Input for this task:
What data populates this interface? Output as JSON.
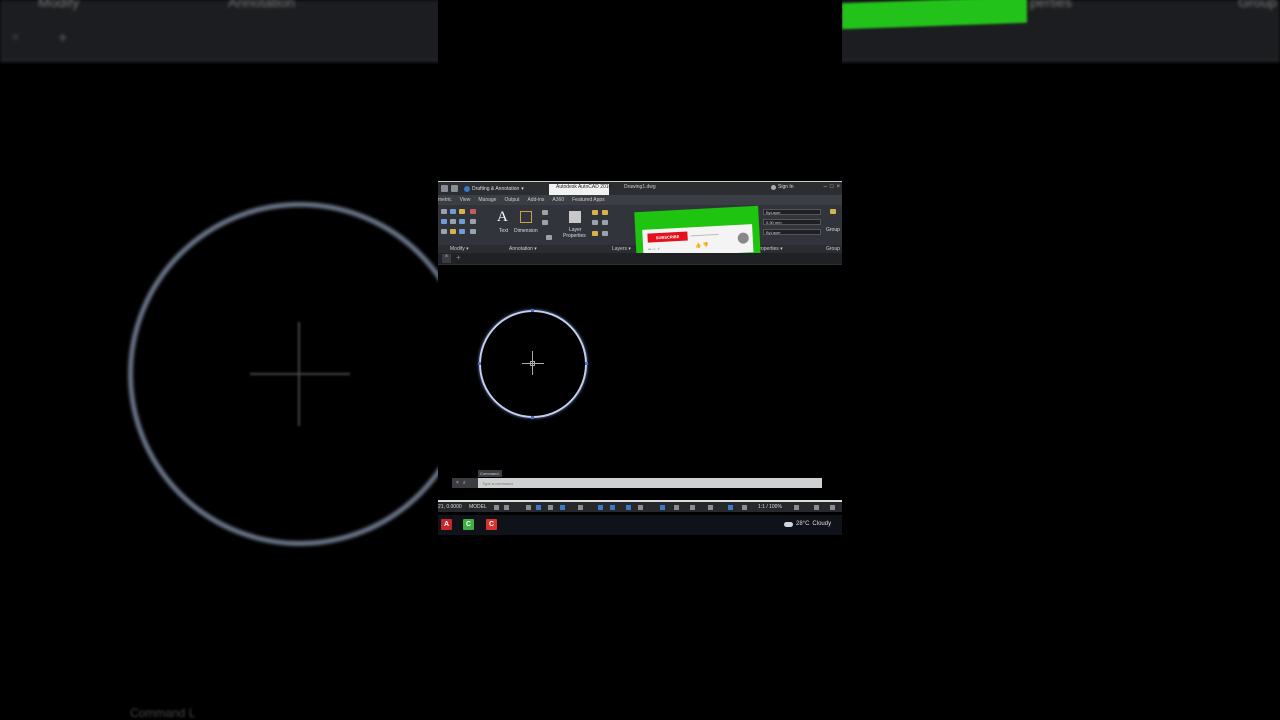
{
  "background": {
    "tabs": [
      "Modify",
      "Annotation",
      "perties",
      "Group"
    ],
    "command_label": "Command L"
  },
  "titlebar": {
    "workspace": "Drafting & Annotation",
    "app_title": "Autodesk AutoCAD 2016",
    "drawing_name": "Drawing1.dwg",
    "sign_in": "Sign In",
    "min": "–",
    "max": "□",
    "close": "×"
  },
  "ribbon_tabs": [
    "metric",
    "View",
    "Manage",
    "Output",
    "Add-ins",
    "A360",
    "Featured Apps"
  ],
  "ribbon": {
    "text_label": "Text",
    "dimension_label": "Dimension",
    "layer_label_1": "Layer",
    "layer_label_2": "Properties",
    "bylayer_1": "ByLayer",
    "lineweight": "0.30 mm",
    "bylayer_2": "ByLayer",
    "group_label": "Group"
  },
  "panel_footer": {
    "modify": "Modify ▾",
    "annotation": "Annotation ▾",
    "layers": "Layers ▾",
    "properties": "Properties ▾",
    "groups": "Group"
  },
  "overlay": {
    "subscribe": "SUBSCRIBE",
    "likes": "👍 👎"
  },
  "command": {
    "label": "Command:",
    "placeholder": "Type a command"
  },
  "statusbar": {
    "coords": "21, 0.0000",
    "model": "MODEL",
    "scale": "1:1 / 100%"
  },
  "taskbar": {
    "weather_temp": "28°C",
    "weather_desc": "Cloudy"
  },
  "colors": {
    "accent_green": "#1ec40f",
    "subscribe_red": "#e1121b",
    "circle_stroke": "#c5ceea"
  }
}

The request: Reproduce the full listing above verbatim, with no pictures included.

Problem solution:
What data populates this interface? Output as JSON.
{
  "background": {
    "tabs": [
      "Modify",
      "Annotation",
      "perties",
      "Group"
    ],
    "command_label": "Command L"
  },
  "titlebar": {
    "workspace": "Drafting & Annotation",
    "app_title": "Autodesk AutoCAD 2016",
    "drawing_name": "Drawing1.dwg",
    "sign_in": "Sign In",
    "min": "–",
    "max": "□",
    "close": "×"
  },
  "ribbon_tabs": [
    "metric",
    "View",
    "Manage",
    "Output",
    "Add-ins",
    "A360",
    "Featured Apps"
  ],
  "ribbon": {
    "text_label": "Text",
    "dimension_label": "Dimension",
    "layer_label_1": "Layer",
    "layer_label_2": "Properties",
    "bylayer_1": "ByLayer",
    "lineweight": "0.30 mm",
    "bylayer_2": "ByLayer",
    "group_label": "Group"
  },
  "panel_footer": {
    "modify": "Modify ▾",
    "annotation": "Annotation ▾",
    "layers": "Layers ▾",
    "properties": "Properties ▾",
    "groups": "Group"
  },
  "overlay": {
    "subscribe": "SUBSCRIBE",
    "likes": "👍 👎"
  },
  "command": {
    "label": "Command:",
    "placeholder": "Type a command"
  },
  "statusbar": {
    "coords": "21, 0.0000",
    "model": "MODEL",
    "scale": "1:1 / 100%"
  },
  "taskbar": {
    "weather_temp": "28°C",
    "weather_desc": "Cloudy"
  },
  "colors": {
    "accent_green": "#1ec40f",
    "subscribe_red": "#e1121b",
    "circle_stroke": "#c5ceea"
  }
}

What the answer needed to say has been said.